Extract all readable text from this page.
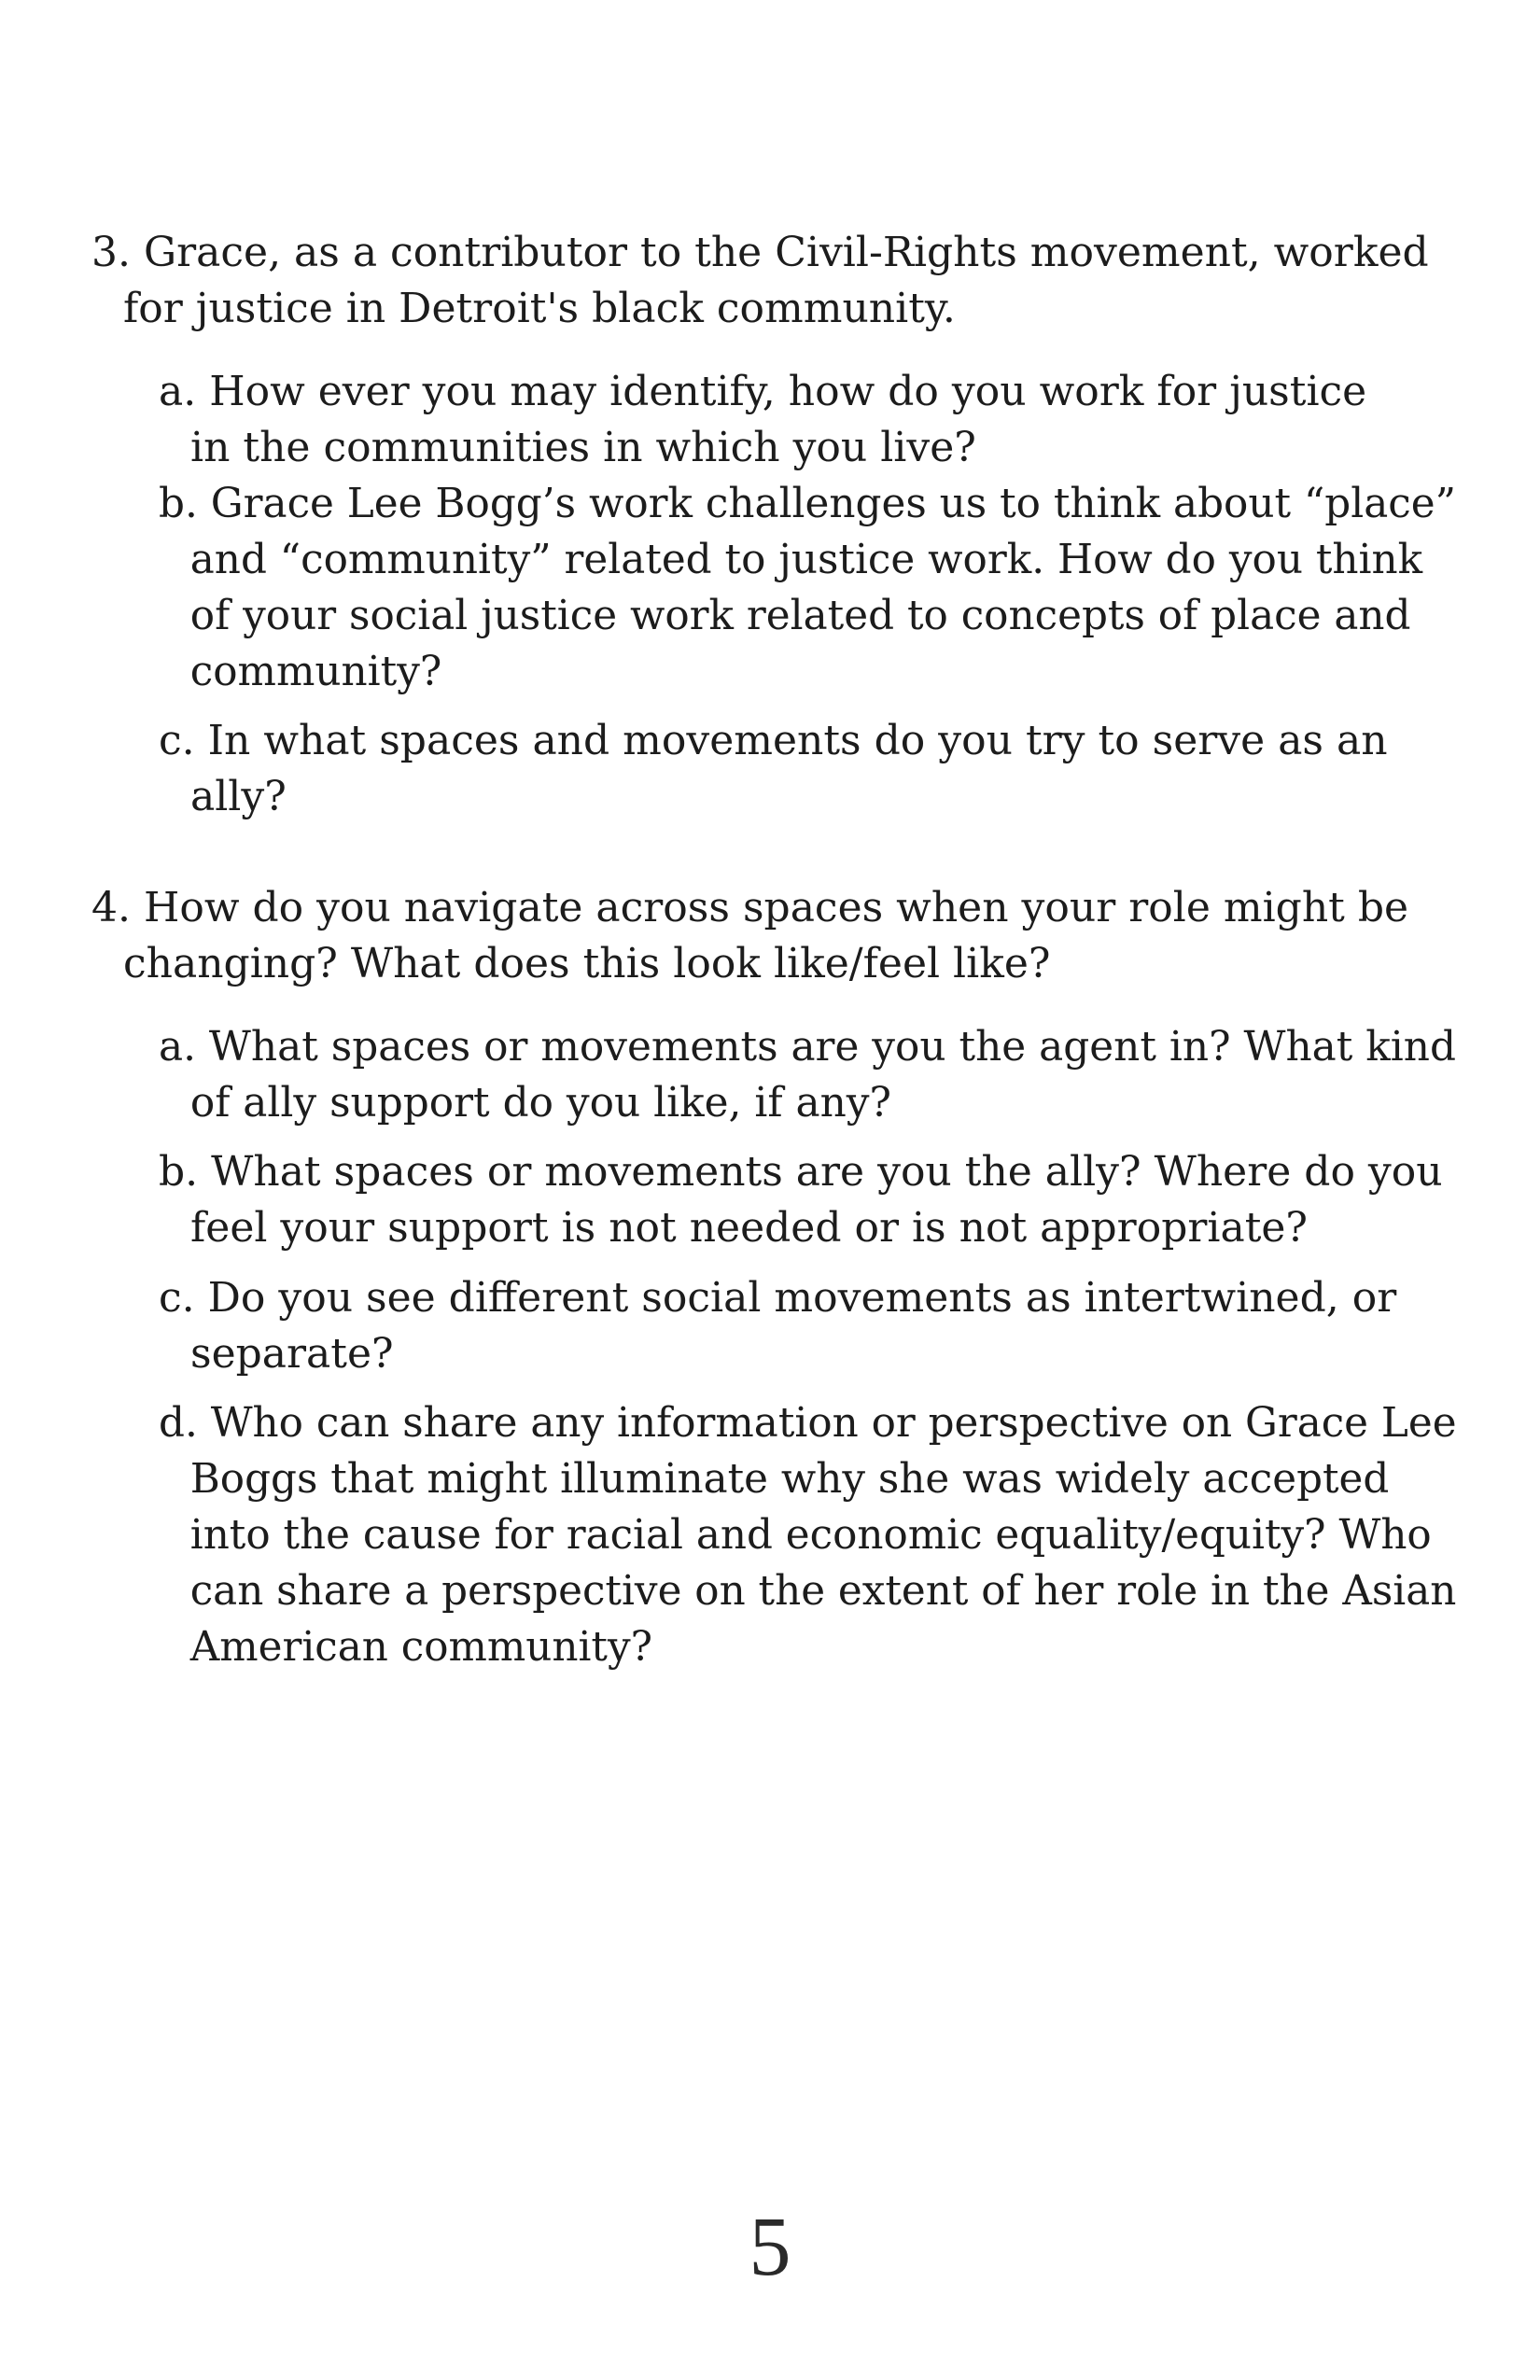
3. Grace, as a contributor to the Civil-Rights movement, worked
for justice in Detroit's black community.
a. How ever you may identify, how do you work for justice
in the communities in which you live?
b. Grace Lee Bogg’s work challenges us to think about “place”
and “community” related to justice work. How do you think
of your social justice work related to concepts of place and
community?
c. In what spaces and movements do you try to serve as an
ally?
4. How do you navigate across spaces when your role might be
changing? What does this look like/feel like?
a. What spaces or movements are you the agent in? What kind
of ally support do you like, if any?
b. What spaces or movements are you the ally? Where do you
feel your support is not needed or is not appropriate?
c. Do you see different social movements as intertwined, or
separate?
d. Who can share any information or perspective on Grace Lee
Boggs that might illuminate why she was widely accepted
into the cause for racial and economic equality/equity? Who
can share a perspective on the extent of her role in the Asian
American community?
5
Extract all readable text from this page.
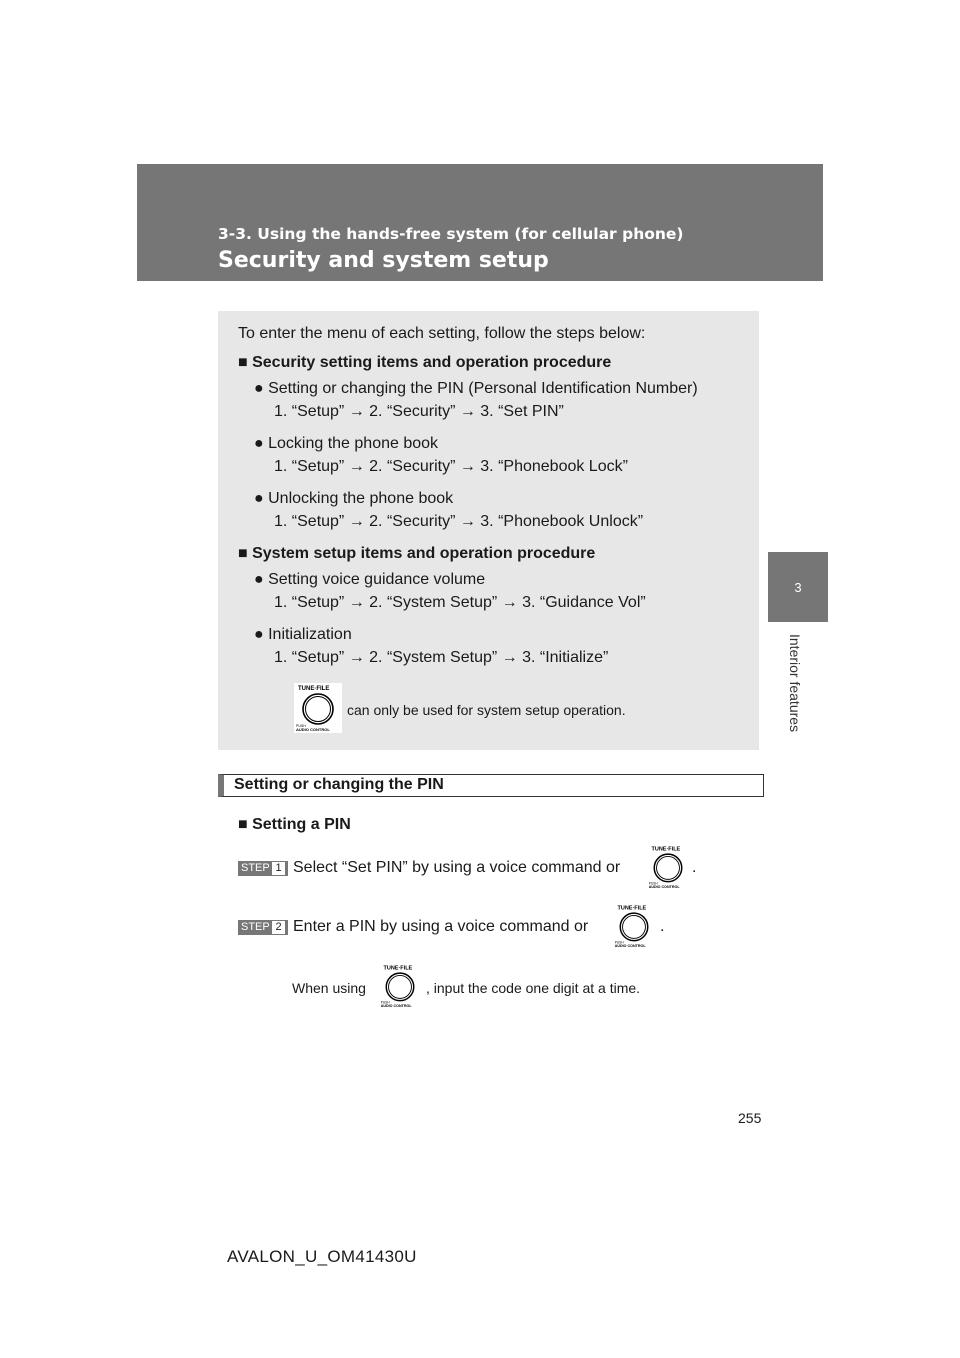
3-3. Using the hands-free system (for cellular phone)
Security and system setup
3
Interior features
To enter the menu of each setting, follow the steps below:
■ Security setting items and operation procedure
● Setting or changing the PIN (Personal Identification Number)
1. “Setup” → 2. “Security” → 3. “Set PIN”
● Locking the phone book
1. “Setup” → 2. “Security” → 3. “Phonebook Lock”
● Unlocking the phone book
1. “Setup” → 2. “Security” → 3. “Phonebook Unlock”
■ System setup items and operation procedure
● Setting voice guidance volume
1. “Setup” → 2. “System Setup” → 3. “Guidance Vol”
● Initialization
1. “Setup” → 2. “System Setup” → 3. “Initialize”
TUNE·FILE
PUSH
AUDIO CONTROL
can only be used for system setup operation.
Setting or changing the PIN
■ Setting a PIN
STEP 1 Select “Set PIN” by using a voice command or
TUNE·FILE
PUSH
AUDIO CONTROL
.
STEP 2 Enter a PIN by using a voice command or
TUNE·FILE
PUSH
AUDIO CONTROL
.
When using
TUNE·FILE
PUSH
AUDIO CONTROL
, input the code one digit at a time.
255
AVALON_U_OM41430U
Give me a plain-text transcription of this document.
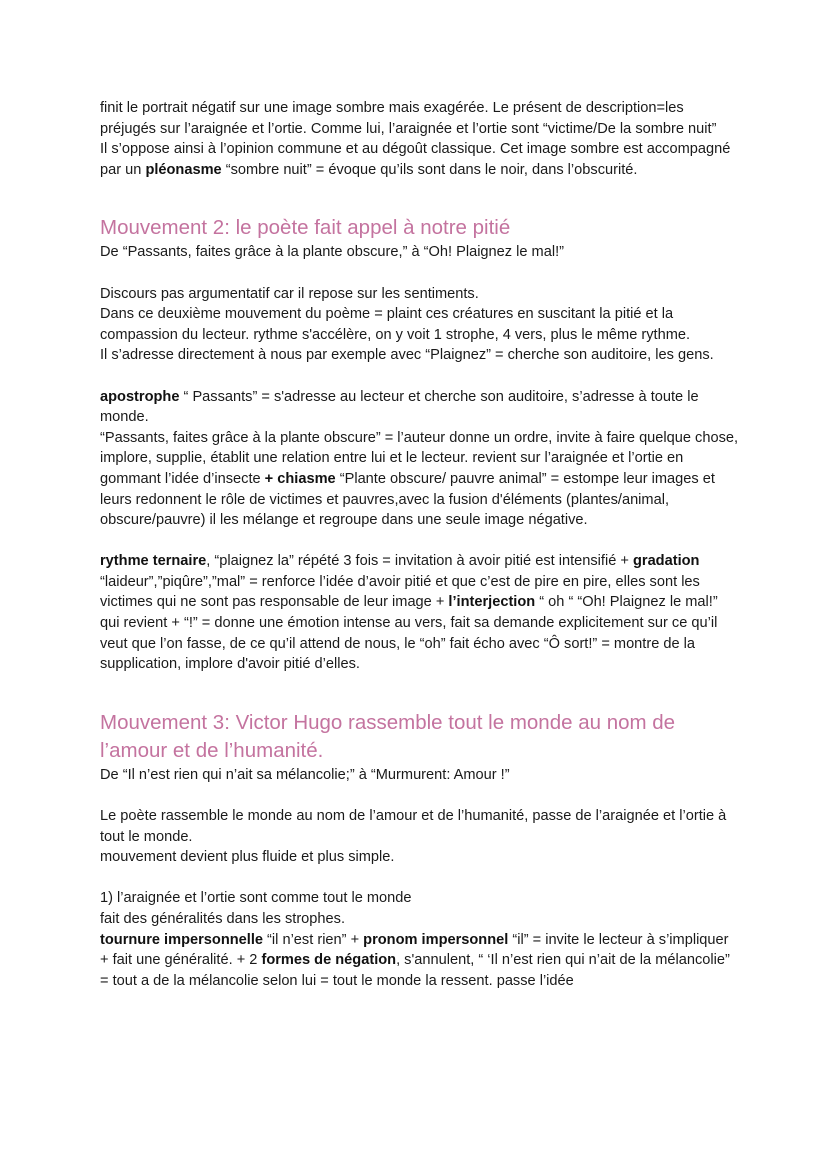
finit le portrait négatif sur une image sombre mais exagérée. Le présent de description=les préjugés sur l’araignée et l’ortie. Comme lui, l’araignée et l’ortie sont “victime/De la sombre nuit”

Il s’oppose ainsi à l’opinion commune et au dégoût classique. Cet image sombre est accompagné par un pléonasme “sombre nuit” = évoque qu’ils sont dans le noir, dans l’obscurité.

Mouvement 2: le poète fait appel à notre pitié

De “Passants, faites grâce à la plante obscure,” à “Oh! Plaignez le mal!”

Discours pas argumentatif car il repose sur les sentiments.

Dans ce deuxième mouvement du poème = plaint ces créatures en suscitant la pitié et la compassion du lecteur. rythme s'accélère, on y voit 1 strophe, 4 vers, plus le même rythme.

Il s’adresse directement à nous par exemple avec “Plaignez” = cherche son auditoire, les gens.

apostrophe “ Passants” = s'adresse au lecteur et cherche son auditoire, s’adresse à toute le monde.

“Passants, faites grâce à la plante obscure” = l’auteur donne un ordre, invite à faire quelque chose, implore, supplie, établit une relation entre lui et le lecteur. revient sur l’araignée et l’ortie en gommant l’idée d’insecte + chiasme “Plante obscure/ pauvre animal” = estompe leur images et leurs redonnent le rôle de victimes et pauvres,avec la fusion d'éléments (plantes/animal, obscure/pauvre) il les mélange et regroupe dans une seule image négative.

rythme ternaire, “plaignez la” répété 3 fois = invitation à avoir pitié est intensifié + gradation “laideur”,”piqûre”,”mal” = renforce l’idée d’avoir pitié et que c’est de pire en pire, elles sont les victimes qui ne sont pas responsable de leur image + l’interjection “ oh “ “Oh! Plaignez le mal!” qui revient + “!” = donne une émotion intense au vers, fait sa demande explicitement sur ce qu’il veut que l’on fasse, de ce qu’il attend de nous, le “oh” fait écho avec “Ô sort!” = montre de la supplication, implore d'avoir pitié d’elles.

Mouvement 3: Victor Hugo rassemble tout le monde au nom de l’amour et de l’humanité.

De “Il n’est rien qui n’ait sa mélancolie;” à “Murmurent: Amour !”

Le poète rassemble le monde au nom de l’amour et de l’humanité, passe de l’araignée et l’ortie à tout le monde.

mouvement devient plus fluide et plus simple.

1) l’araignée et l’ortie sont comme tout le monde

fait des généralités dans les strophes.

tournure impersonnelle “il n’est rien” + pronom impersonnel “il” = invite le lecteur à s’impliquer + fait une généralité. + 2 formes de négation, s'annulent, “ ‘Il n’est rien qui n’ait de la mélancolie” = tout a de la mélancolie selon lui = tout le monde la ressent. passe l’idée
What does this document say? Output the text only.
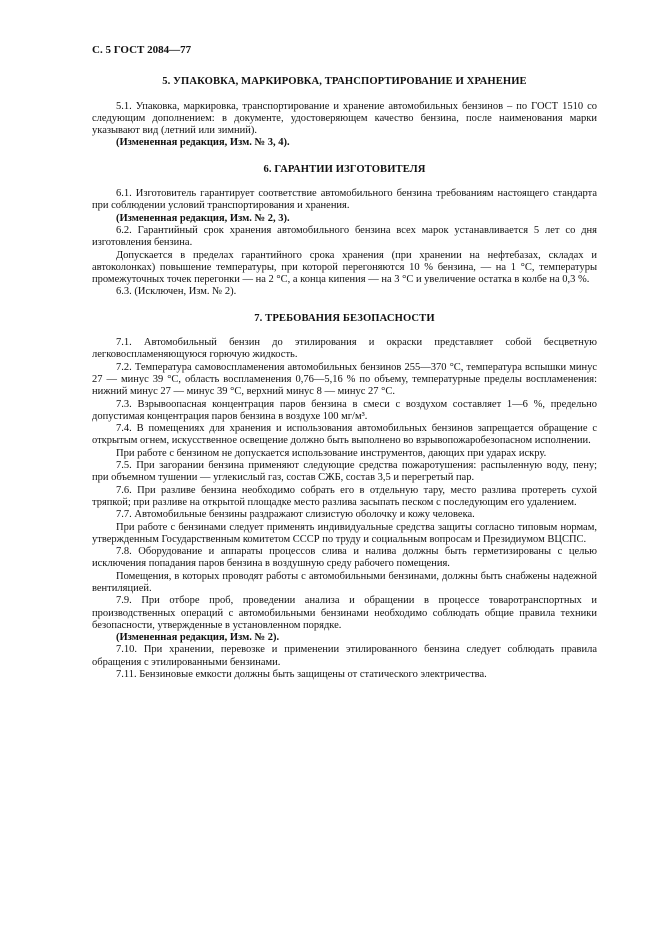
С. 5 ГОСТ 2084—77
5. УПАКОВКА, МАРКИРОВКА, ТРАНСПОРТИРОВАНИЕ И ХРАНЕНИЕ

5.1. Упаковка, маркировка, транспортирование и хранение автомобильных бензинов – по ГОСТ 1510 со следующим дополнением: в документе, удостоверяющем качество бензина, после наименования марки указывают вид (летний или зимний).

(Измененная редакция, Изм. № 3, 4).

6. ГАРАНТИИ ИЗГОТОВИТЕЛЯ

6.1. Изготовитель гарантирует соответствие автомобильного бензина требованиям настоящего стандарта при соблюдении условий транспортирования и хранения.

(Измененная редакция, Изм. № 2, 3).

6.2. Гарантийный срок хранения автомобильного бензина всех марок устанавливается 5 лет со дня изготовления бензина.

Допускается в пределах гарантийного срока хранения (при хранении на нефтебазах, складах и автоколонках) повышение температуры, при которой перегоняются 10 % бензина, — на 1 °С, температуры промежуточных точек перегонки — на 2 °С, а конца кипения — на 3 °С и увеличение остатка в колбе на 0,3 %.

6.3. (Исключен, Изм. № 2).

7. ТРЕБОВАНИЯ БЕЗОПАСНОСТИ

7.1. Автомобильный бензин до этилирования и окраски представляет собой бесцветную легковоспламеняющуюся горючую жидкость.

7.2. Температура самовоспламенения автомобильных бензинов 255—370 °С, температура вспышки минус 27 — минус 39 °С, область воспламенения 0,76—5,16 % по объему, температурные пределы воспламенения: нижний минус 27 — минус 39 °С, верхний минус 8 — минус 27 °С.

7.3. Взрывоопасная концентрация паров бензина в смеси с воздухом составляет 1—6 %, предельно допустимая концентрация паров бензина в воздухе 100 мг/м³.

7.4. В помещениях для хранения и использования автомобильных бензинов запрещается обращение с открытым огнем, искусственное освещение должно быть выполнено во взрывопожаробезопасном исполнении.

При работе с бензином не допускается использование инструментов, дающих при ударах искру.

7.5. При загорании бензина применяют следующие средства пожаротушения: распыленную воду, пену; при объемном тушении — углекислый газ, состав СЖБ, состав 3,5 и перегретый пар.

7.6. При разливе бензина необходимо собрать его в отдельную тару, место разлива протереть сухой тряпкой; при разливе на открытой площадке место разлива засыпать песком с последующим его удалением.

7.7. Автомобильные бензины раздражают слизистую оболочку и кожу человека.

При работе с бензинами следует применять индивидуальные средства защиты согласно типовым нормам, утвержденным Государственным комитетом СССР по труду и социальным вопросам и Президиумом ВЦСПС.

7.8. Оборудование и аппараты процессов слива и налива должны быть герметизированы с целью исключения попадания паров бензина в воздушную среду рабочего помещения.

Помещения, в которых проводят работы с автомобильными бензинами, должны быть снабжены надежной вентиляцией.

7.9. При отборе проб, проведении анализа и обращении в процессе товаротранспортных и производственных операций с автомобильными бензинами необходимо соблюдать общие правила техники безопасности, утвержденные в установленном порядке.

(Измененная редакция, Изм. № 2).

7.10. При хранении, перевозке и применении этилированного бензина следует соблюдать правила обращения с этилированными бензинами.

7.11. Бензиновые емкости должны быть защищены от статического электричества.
- - - - -
The request: Filter lines by "pitié" and return each hit.

Result of this exercise:
Mouvement 2: le poète fait appel à notre pitié
Dans ce deuxième mouvement du poème = plaint ces créatures en suscitant la pitié et la compassion du lecteur. rythme s'accélère, on y voit 1 strophe, 4 vers, plus le même rythme.
rythme ternaire, “plaignez la” répété 3 fois = invitation à avoir pitié est intensifié + gradation “laideur”,”piqûre”,”mal” = renforce l’idée d’avoir pitié et que c’est de pire en pire, elles sont les victimes qui ne sont pas responsable de leur image + l’interjection “ oh “ “Oh! Plaignez le mal!” qui revient + “!” = donne une émotion intense au vers, fait sa demande explicitement sur ce qu’il veut que l’on fasse, de ce qu’il attend de nous, le “oh” fait écho avec “Ô sort!” = montre de la supplication, implore d'avoir pitié d’elles.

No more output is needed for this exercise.